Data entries
----
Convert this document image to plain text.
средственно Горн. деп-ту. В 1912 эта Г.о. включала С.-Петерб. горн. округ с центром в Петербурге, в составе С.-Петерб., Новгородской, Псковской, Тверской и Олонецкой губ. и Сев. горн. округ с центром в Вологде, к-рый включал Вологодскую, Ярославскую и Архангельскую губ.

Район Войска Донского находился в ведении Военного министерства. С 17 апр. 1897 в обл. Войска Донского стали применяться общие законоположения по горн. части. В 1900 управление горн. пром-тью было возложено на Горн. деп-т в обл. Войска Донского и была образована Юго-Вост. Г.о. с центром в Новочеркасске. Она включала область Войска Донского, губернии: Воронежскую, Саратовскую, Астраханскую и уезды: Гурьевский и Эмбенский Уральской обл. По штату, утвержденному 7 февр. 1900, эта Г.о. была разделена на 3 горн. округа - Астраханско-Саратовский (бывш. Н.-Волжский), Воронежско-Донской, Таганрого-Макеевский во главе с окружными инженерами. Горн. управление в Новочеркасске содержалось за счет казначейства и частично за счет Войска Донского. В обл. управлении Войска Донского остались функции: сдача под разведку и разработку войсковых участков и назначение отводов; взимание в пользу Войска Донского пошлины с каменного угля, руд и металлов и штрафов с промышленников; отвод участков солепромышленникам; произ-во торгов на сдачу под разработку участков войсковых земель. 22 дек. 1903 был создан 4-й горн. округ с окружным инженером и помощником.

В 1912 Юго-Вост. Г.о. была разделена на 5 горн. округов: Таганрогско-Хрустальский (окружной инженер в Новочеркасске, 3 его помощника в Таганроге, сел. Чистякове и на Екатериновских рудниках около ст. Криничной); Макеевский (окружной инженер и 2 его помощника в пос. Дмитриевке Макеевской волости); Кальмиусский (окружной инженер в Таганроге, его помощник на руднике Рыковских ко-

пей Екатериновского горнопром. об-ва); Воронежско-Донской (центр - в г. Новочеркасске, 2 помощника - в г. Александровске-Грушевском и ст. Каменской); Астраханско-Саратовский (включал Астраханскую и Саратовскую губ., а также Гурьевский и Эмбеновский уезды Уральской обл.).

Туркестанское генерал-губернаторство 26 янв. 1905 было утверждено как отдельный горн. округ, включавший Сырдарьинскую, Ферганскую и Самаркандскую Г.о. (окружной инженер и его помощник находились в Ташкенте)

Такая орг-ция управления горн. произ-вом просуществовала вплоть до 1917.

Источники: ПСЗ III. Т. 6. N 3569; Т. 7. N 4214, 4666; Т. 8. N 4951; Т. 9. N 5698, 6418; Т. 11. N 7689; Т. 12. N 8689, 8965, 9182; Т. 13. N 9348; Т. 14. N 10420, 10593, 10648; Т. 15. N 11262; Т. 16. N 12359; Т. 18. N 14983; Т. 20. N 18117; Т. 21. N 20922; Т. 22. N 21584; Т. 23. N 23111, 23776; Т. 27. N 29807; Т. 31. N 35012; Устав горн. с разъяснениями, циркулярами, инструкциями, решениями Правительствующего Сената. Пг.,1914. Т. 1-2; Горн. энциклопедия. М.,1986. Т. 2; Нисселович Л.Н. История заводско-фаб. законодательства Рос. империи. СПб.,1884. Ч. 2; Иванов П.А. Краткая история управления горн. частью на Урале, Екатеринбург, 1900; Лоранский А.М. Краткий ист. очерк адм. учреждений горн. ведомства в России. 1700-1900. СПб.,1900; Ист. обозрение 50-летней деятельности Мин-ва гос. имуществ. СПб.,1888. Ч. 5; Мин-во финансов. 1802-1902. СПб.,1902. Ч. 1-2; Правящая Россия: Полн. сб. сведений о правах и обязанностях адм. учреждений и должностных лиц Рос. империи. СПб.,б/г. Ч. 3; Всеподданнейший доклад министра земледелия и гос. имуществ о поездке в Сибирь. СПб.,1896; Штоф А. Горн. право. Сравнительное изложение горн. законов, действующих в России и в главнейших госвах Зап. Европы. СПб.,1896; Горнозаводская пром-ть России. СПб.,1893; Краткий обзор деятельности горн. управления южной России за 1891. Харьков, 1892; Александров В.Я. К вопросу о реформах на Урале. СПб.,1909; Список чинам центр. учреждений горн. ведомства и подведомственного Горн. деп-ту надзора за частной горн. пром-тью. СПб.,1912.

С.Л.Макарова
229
----
◆ **Task to complete**: The whole listing above needs to be written out again exactly.

◆ **Task answer**:
Convert this document image to plain text.
средственно Горн. деп-ту. В 1912 эта Г.о. включала С.-Петерб. горн. округ с центром в Петербурге, в составе С.-Петерб., Новгородской, Псковской, Тверской и Олонецкой губ. и Сев. горн. округ с центром в Вологде, к-рый включал Вологодскую, Ярославскую и Архангельскую губ.

Район Войска Донского находился в ведении Военного министерства. С 17 апр. 1897 в обл. Войска Донского стали применяться общие законоположения по горн. части. В 1900 управление горн. пром-тью было возложено на Горн. деп-т в обл. Войска Донского и была образована Юго-Вост. Г.о. с центром в Новочеркасске. Она включала область Войска Донского, губернии: Воронежскую, Саратовскую, Астраханскую и уезды: Гурьевский и Эмбенский Уральской обл. По штату, утвержденному 7 февр. 1900, эта Г.о. была разделена на 3 горн. округа - Астраханско-Саратовский (бывш. Н.-Волжский), Воронежско-Донской, Таганрого-Макеевский во главе с окружными инженерами. Горн. управление в Новочеркасске содержалось за счет казначейства и частично за счет Войска Донского. В обл. управлении Войска Донского остались функции: сдача под разведку и разработку войсковых участков и назначение отводов; взимание в пользу Войска Донского пошлины с каменного угля, руд и металлов и штрафов с промышленников; отвод участков солепромышленникам; произ-во торгов на сдачу под разработку участков войсковых земель. 22 дек. 1903 был создан 4-й горн. округ с окружным инженером и помощником.

В 1912 Юго-Вост. Г.о. была разделена на 5 горн. округов: Таганрогско-Хрустальский (окружной инженер в Новочеркасске, 3 его помощника в Таганроге, сел. Чистякове и на Екатериновских рудниках около ст. Криничной); Макеевский (окружной инженер и 2 его помощника в пос. Дмитриевке Макеевской волости); Кальмиусский (окружной инженер в Таганроге, его помощник на руднике Рыковских ко-

пей Екатериновского горнопром. об-ва); Воронежско-Донской (центр - в г. Новочеркасске, 2 помощника - в г. Александровске-Грушевском и ст. Каменской); Астраханско-Саратовский (включал Астраханскую и Саратовскую губ., а также Гурьевский и Эмбеновский уезды Уральской обл.).

Туркестанское генерал-губернаторство 26 янв. 1905 было утверждено как отдельный горн. округ, включавший Сырдарьинскую, Ферганскую и Самаркандскую Г.о. (окружной инженер и его помощник находились в Ташкенте)

Такая орг-ция управления горн. произ-вом просуществовала вплоть до 1917.

Источники: ПСЗ III. Т. 6. N 3569; Т. 7. N 4214, 4666; Т. 8. N 4951; Т. 9. N 5698, 6418; Т. 11. N 7689; Т. 12. N 8689, 8965, 9182; Т. 13. N 9348; Т. 14. N 10420, 10593, 10648; Т. 15. N 11262; Т. 16. N 12359; Т. 18. N 14983; Т. 20. N 18117; Т. 21. N 20922; Т. 22. N 21584; Т. 23. N 23111, 23776; Т. 27. N 29807; Т. 31. N 35012; Устав горн. с разъяснениями, циркулярами, инструкциями, решениями Правительствующего Сената. Пг.,1914. Т. 1-2; Горн. энциклопедия. М.,1986. Т. 2; Нисселович Л.Н. История заводско-фаб. законодательства Рос. империи. СПб.,1884. Ч. 2; Иванов П.А. Краткая история управления горн. частью на Урале, Екатеринбург, 1900; Лоранский А.М. Краткий ист. очерк адм. учреждений горн. ведомства в России. 1700-1900. СПб.,1900; Ист. обозрение 50-летней деятельности Мин-ва гос. имуществ. СПб.,1888. Ч. 5; Мин-во финансов. 1802-1902. СПб.,1902. Ч. 1-2; Правящая Россия: Полн. сб. сведений о правах и обязанностях адм. учреждений и должностных лиц Рос. империи. СПб.,б/г. Ч. 3; Всеподданнейший доклад министра земледелия и гос. имуществ о поездке в Сибирь. СПб.,1896; Штоф А. Горн. право. Сравнительное изложение горн. законов, действующих в России и в главнейших госвах Зап. Европы. СПб.,1896; Горнозаводская пром-ть России. СПб.,1893; Краткий обзор деятельности горн. управления южной России за 1891. Харьков, 1892; Александров В.Я. К вопросу о реформах на Урале. СПб.,1909; Список чинам центр. учреждений горн. ведомства и подведомственного Горн. деп-ту надзора за частной горн. пром-тью. СПб.,1912.

С.Л.Макарова
229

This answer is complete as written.